TASK » Some lines of these records may hold the word "Maria"; state how many, using only the number.

DATA PROVIDED »

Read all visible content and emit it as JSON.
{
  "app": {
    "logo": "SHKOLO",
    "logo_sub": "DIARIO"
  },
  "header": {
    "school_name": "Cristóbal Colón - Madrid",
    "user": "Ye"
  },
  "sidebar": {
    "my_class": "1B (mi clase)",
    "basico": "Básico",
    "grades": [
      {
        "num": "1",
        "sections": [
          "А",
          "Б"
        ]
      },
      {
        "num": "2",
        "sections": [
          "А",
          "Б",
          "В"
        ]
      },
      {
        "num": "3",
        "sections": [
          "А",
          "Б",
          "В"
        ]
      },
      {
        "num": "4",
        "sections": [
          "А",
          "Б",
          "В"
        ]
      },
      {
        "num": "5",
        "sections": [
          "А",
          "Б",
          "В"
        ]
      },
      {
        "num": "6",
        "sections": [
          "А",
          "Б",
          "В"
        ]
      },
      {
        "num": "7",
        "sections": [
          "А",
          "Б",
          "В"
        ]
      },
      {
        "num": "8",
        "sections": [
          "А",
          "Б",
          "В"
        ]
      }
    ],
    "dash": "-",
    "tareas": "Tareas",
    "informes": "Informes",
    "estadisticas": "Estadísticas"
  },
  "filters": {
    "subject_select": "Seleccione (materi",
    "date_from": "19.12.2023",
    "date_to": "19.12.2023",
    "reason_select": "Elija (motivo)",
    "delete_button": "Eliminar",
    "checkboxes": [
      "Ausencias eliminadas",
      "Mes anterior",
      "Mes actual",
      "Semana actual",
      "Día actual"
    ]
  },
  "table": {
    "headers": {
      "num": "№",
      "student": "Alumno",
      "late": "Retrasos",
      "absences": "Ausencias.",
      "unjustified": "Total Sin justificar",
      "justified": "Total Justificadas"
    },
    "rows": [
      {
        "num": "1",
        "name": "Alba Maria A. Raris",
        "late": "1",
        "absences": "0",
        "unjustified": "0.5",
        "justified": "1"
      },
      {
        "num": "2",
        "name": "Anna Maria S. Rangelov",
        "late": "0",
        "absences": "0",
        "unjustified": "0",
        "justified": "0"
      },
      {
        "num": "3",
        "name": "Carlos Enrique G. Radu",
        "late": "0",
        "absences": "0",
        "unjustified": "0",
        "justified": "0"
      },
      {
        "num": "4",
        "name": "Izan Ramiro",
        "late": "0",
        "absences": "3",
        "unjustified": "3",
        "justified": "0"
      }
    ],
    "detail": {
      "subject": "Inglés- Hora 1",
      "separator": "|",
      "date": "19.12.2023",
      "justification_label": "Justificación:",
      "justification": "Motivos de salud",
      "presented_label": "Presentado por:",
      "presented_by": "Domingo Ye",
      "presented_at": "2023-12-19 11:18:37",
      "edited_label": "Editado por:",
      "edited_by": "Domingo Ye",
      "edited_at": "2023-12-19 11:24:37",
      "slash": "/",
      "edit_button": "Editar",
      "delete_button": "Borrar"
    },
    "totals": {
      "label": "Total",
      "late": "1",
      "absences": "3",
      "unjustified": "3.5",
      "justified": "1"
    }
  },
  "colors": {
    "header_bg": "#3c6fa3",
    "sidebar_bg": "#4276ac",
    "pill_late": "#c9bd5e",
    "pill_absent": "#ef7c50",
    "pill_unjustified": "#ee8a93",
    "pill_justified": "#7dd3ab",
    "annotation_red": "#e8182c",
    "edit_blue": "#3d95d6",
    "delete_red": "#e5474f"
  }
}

WORKED SOLUTION » 2